__DIRECTIONS FOR THIS TASK__. Please print every record below exactly as it appears.

__RECORDS SHOWN__.
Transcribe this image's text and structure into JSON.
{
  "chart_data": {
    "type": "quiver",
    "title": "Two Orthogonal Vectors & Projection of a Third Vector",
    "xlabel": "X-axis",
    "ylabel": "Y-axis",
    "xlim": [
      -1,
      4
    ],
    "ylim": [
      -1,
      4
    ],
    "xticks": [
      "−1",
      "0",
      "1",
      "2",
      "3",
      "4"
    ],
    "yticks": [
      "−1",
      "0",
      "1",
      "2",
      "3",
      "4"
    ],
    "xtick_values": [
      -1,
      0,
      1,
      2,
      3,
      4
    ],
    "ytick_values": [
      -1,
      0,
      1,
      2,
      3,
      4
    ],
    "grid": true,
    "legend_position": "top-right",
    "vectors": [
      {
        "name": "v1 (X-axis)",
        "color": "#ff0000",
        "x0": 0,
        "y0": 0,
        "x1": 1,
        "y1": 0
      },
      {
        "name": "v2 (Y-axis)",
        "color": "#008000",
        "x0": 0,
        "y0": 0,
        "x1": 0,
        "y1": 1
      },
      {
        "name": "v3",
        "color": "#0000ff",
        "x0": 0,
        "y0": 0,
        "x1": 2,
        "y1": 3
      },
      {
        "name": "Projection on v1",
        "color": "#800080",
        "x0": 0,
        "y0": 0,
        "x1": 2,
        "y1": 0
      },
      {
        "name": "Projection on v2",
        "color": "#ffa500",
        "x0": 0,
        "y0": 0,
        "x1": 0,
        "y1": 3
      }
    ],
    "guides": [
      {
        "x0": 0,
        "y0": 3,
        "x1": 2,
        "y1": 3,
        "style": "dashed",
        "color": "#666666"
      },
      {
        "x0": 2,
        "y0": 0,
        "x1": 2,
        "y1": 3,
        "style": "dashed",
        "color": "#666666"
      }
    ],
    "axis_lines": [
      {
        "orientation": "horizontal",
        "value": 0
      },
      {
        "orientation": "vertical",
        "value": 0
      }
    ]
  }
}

__RIGHT ANSWER__.
Transcribe this image's text and structure into JSON.
{
  "chart_data": {
    "type": "quiver",
    "title": "Two Orthogonal Vectors & Projection of a Third Vector",
    "xlabel": "X-axis",
    "ylabel": "Y-axis",
    "xlim": [
      -1,
      4
    ],
    "ylim": [
      -1,
      4
    ],
    "xticks": [
      "−1",
      "0",
      "1",
      "2",
      "3",
      "4"
    ],
    "yticks": [
      "−1",
      "0",
      "1",
      "2",
      "3",
      "4"
    ],
    "xtick_values": [
      -1,
      0,
      1,
      2,
      3,
      4
    ],
    "ytick_values": [
      -1,
      0,
      1,
      2,
      3,
      4
    ],
    "grid": true,
    "legend_position": "top-right",
    "vectors": [
      {
        "name": "v1 (X-axis)",
        "color": "#ff0000",
        "x0": 0,
        "y0": 0,
        "x1": 1,
        "y1": 0
      },
      {
        "name": "v2 (Y-axis)",
        "color": "#008000",
        "x0": 0,
        "y0": 0,
        "x1": 0,
        "y1": 1
      },
      {
        "name": "v3",
        "color": "#0000ff",
        "x0": 0,
        "y0": 0,
        "x1": 2,
        "y1": 3
      },
      {
        "name": "Projection on v1",
        "color": "#800080",
        "x0": 0,
        "y0": 0,
        "x1": 2,
        "y1": 0
      },
      {
        "name": "Projection on v2",
        "color": "#ffa500",
        "x0": 0,
        "y0": 0,
        "x1": 0,
        "y1": 3
      }
    ],
    "guides": [
      {
        "x0": 0,
        "y0": 3,
        "x1": 2,
        "y1": 3,
        "style": "dashed",
        "color": "#666666"
      },
      {
        "x0": 2,
        "y0": 0,
        "x1": 2,
        "y1": 3,
        "style": "dashed",
        "color": "#666666"
      }
    ],
    "axis_lines": [
      {
        "orientation": "horizontal",
        "value": 0
      },
      {
        "orientation": "vertical",
        "value": 0
      }
    ]
  }
}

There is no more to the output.